● Task list
a - Update the projector forum thread, starting at "The bouncing during" and ending at "the way in.", so that "fully seated" is replaced with "firmly seated".
b - Copy the lines of the listing unchanged, starting at the line that contains "intro-text: Choose the" and ending at the line that contains "255, 114, 271]".

● Text extract
======
# issues with infocus in80 dlp projector



## davet (May 16, 2008)

I have one of these projectors (which I believe is similar to the X10) and have recently moved.
setting up the projector (ceiling mount) in the new house the unit does not pick up the signal from a lap top or satellite box via 7.5m hdmi cable into hdmi socket - it does when put into the dvi socket with an hdmi adaptor but struggles, flickers and random tiny light dots flash on and off.
Anyone have suggestions as to the problem, the machine has around 1100 hrs use? 
:help:


----------



## selden (Nov 15, 2009)

The bouncing during the move might have loosened some connections, or the cables might have gotten damaged somehow in transit. If you're using the same cable for both tests, the latter seems likely.

Check to make sure both ends of the cable are fully seated. Press on them. Sometimes cables look seated but aren't all the way in.

I also suggest trying a brand new HDMI cable that's certified High Speed. A short one could be used to test the projector and computer, then invest in a longer one.


----------



## davet (May 16, 2008)

Thanks Selden.
tried a new 1.5m hdmi cable and the projector was fine. have just borrowed a longer one that also works - so will now purchase a new high speed one. 
as a matter of interest do hdmi cables vary much in quality?


----------



## selden (Nov 15, 2009)

Yes, but it doesn't correlate with price  Boutique cables (extremely high priced with "special" qualities) perform no better than reasonably priced cables. Their makers would just like you to think they do.

In general, any cable should be fine so long as it's certified High Speed. Once that hurdle is passed, one has to look at the quality of construction of the connectors, how well they seat in the equipment, how well the cable's wires are bonded to it (i.e. how durable it is), which is extremely difficult to do without taking them apart. Unfortunately, I haven't seen any reviews which discuss the latter.


----------



## davet (May 16, 2008)

thanks for that


----------
======
● The records
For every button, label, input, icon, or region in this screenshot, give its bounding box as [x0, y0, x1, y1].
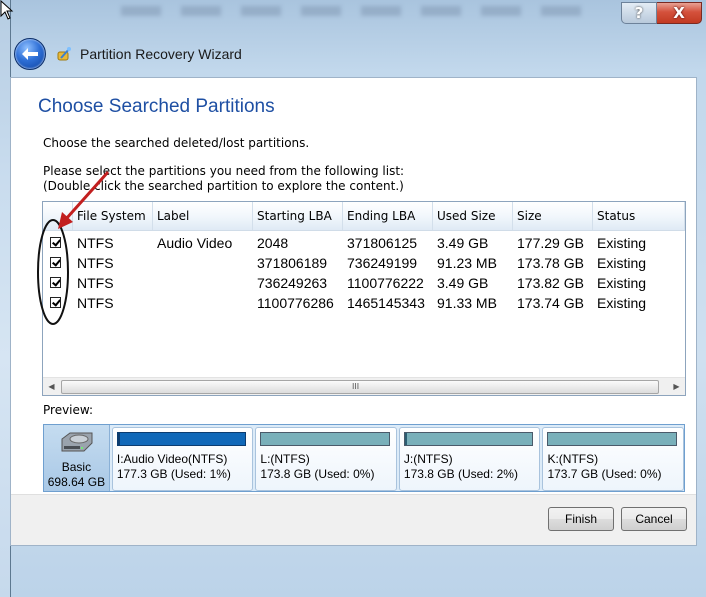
intro-text: Choose the searched deleted/lost partiti…	[43, 136, 310, 150]
partition-detail: 173.8 GB (Used: 2%)	[403, 467, 518, 481]
preview-label: Preview:	[43, 403, 94, 417]
help-icon: ?	[634, 4, 644, 22]
arrow-left-icon	[22, 48, 38, 60]
row-checkbox[interactable]	[50, 277, 61, 288]
page-title: Choose Searched Partitions	[38, 96, 275, 117]
partition-name: I:Audio Video(NTFS)	[116, 452, 228, 466]
cell-size: 177.29 GB	[517, 235, 584, 251]
partition-used-fill	[404, 433, 408, 445]
partition-usage-bar	[547, 432, 677, 446]
column-header-size[interactable]: Size	[513, 202, 593, 230]
table-row[interactable]: NTFS 736249263 1100776222 3.49 GB 173.82…	[43, 273, 685, 293]
cell-size: 173.78 GB	[517, 255, 584, 271]
partition-usage-bar	[403, 432, 534, 446]
partition-detail: 177.3 GB (Used: 1%)	[116, 467, 231, 481]
help-button[interactable]: ?	[621, 2, 657, 24]
cell-status: Existing	[597, 275, 647, 291]
row-checkbox[interactable]	[50, 297, 61, 308]
partition-usage-bar	[116, 432, 247, 446]
disk-size: 698.64 GB	[47, 475, 106, 489]
wizard-wand-icon	[57, 47, 71, 61]
cell-used-size: 91.33 MB	[437, 295, 497, 311]
cell-starting-lba: 1100776286	[257, 295, 334, 311]
cell-size: 173.74 GB	[517, 295, 584, 311]
partition-usage-bar	[260, 432, 390, 446]
cell-file-system: NTFS	[77, 235, 114, 251]
scroll-right-icon[interactable]: ▶	[668, 378, 685, 395]
scroll-grip-icon: III	[352, 382, 360, 391]
cancel-button[interactable]: Cancel	[621, 507, 687, 531]
cell-file-system: NTFS	[77, 255, 114, 271]
close-icon: X	[673, 4, 685, 22]
cell-ending-lba: 371806125	[347, 235, 418, 251]
cell-ending-lba: 1100776222	[347, 275, 424, 291]
partition-name: K:(NTFS)	[547, 452, 599, 466]
table-row[interactable]: NTFS 371806189 736249199 91.23 MB 173.78…	[43, 253, 685, 273]
cell-label: Audio Video	[157, 235, 233, 251]
column-header-status[interactable]: Status	[593, 202, 685, 230]
partition-block[interactable]: J:(NTFS) 173.8 GB (Used: 2%)	[398, 427, 541, 491]
column-header-used-size[interactable]: Used Size	[433, 202, 513, 230]
cell-starting-lba: 736249263	[257, 275, 328, 291]
row-checkbox-cell	[43, 273, 73, 293]
column-header-ending-lba[interactable]: Ending LBA	[343, 202, 433, 230]
disk-block[interactable]: Basic 698.64 GB	[44, 425, 110, 491]
disk-preview: Basic 698.64 GB I:Audio Video(NTFS) 177.…	[43, 424, 685, 492]
cell-ending-lba: 736249199	[347, 255, 418, 271]
button-bar: Finish Cancel	[11, 494, 696, 545]
window-title: Partition Recovery Wizard	[80, 46, 242, 62]
horizontal-scrollbar[interactable]: ◀ III ▶	[43, 377, 685, 395]
partition-block[interactable]: I:Audio Video(NTFS) 177.3 GB (Used: 1%)	[111, 427, 254, 491]
column-header-label[interactable]: Label	[153, 202, 253, 230]
finish-button[interactable]: Finish	[548, 507, 614, 531]
table-header: File System Label Starting LBA Ending LB…	[43, 202, 685, 231]
cell-status: Existing	[597, 255, 647, 271]
row-checkbox[interactable]	[50, 257, 61, 268]
instructions-line-1: Please select the partitions you need fr…	[43, 164, 405, 178]
caption-buttons: ? X	[621, 2, 702, 24]
wizard-content: Choose Searched Partitions Choose the se…	[10, 77, 697, 546]
row-checkbox-cell	[43, 293, 73, 313]
column-header-check[interactable]	[43, 202, 73, 230]
cell-file-system: NTFS	[77, 295, 114, 311]
partition-block[interactable]: L:(NTFS) 173.8 GB (Used: 0%)	[255, 427, 397, 491]
close-button[interactable]: X	[657, 2, 702, 24]
column-header-file-system[interactable]: File System	[73, 202, 153, 230]
partition-name: J:(NTFS)	[403, 452, 453, 466]
instructions-text: Please select the partitions you need fr…	[43, 164, 404, 194]
mouse-cursor-icon	[0, 0, 14, 20]
partition-name: L:(NTFS)	[260, 452, 310, 466]
cell-label	[153, 293, 253, 313]
partition-table: File System Label Starting LBA Ending LB…	[42, 201, 686, 396]
partition-detail: 173.7 GB (Used: 0%)	[547, 467, 662, 481]
back-button[interactable]	[14, 38, 46, 70]
cell-used-size: 3.49 GB	[437, 235, 489, 251]
cell-file-system: NTFS	[77, 275, 114, 291]
table-row[interactable]: NTFS Audio Video 2048 371806125 3.49 GB …	[43, 233, 685, 253]
cell-used-size: 3.49 GB	[437, 275, 489, 291]
column-header-starting-lba[interactable]: Starting LBA	[253, 202, 343, 230]
table-row[interactable]: NTFS 1100776286 1465145343 91.33 MB 173.…	[43, 293, 685, 313]
background-blur	[121, 6, 601, 16]
instructions-line-2: (Double click the searched partition to …	[43, 179, 404, 193]
hard-disk-icon	[61, 432, 93, 452]
cell-label	[153, 273, 253, 293]
disk-type: Basic	[61, 460, 92, 474]
cell-status: Existing	[597, 295, 647, 311]
row-checkbox[interactable]	[50, 237, 61, 248]
cell-starting-lba: 371806189	[257, 255, 328, 271]
row-checkbox-cell	[43, 233, 73, 253]
cell-status: Existing	[597, 235, 647, 251]
scroll-left-icon[interactable]: ◀	[43, 378, 60, 395]
scroll-thumb[interactable]: III	[61, 380, 659, 394]
cell-starting-lba: 2048	[257, 235, 289, 251]
row-checkbox-cell	[43, 253, 73, 273]
partition-block[interactable]: K:(NTFS) 173.7 GB (Used: 0%)	[542, 427, 684, 491]
cell-size: 173.82 GB	[517, 275, 584, 291]
cell-ending-lba: 1465145343	[347, 295, 425, 311]
partition-detail: 173.8 GB (Used: 0%)	[260, 467, 375, 481]
cell-label	[153, 253, 253, 273]
cell-used-size: 91.23 MB	[437, 255, 497, 271]
partition-used-fill	[117, 433, 121, 445]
======
● Answers per task
a -
The bouncing during the move might have loosened some connections, or the cables might have gotten damaged somehow in transit. If you're using the same cable for both tests, the latter seems likely.

Check to make sure both ends of the cable are firmly seated. Press on them. Sometimes cables look seated but aren't all the way in.

b -
intro-text: Choose the searched deleted/lost partiti…	[43, 136, 310, 150]
partition-detail: 173.8 GB (Used: 2%)	[403, 467, 518, 481]
preview-label: Preview:	[43, 403, 94, 417]
help-icon: ?	[634, 4, 644, 22]
arrow-left-icon	[22, 48, 38, 60]
row-checkbox[interactable]	[50, 277, 61, 288]
page-title: Choose Searched Partitions	[38, 96, 275, 117]
partition-name: I:Audio Video(NTFS)	[116, 452, 228, 466]
cell-size: 177.29 GB	[517, 235, 584, 251]
partition-used-fill	[404, 433, 408, 445]
partition-usage-bar	[547, 432, 677, 446]
column-header-size[interactable]: Size	[513, 202, 593, 230]
table-row[interactable]: NTFS 736249263 1100776222 3.49 GB 173.82…	[43, 273, 685, 293]
cell-size: 173.78 GB	[517, 255, 584, 271]
partition-usage-bar	[403, 432, 534, 446]
partition-detail: 177.3 GB (Used: 1%)	[116, 467, 231, 481]
help-button[interactable]: ?	[621, 2, 657, 24]
cell-status: Existing	[597, 275, 647, 291]
row-checkbox[interactable]	[50, 297, 61, 308]
partition-usage-bar	[116, 432, 247, 446]
disk-size: 698.64 GB	[47, 475, 106, 489]
wizard-wand-icon	[57, 47, 71, 61]
cell-used-size: 91.33 MB	[437, 295, 497, 311]
cell-starting-lba: 1100776286	[257, 295, 334, 311]
cell-size: 173.74 GB	[517, 295, 584, 311]
partition-usage-bar	[260, 432, 390, 446]
cell-file-system: NTFS	[77, 235, 114, 251]
scroll-right-icon[interactable]: ▶	[668, 378, 685, 395]
scroll-grip-icon: III	[352, 382, 360, 391]
cancel-button[interactable]: Cancel	[621, 507, 687, 531]
cell-file-system: NTFS	[77, 255, 114, 271]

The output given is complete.